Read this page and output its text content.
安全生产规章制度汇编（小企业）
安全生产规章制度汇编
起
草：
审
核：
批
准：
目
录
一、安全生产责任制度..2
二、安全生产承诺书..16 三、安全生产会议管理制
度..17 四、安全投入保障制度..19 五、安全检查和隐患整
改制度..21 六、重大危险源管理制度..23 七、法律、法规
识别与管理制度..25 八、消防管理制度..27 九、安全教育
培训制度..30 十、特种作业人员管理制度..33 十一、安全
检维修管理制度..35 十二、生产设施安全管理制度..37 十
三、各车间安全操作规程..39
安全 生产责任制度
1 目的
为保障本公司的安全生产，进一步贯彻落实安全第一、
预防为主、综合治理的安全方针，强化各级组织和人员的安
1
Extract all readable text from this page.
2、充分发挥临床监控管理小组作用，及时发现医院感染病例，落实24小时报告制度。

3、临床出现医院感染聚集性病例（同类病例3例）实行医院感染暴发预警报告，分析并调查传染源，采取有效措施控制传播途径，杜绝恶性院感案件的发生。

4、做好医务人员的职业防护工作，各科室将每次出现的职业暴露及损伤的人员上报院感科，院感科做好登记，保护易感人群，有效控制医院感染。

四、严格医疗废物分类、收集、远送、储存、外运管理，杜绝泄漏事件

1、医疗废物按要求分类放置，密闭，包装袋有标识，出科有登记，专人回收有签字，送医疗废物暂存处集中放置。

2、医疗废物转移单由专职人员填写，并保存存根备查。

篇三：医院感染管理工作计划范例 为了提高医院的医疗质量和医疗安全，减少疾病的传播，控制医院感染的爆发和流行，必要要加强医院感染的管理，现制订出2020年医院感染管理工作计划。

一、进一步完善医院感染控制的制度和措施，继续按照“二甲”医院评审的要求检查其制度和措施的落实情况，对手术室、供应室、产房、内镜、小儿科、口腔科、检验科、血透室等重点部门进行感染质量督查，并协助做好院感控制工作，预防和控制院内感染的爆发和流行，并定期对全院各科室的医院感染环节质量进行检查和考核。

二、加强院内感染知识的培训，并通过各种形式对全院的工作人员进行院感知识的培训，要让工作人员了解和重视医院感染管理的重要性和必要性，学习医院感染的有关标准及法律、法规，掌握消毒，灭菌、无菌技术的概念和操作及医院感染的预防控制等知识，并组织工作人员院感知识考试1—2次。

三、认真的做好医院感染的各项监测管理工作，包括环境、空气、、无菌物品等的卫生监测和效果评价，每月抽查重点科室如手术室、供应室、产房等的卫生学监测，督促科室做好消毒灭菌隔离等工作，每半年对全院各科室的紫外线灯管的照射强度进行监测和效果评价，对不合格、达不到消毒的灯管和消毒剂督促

* * *

GOAL OF THE EXERCISE: Scan the material above. Extract every line in which the word "this" occurs.

COMPLETE RESPONSE:
Read this page and output its text content.
Extract all readable text from this page.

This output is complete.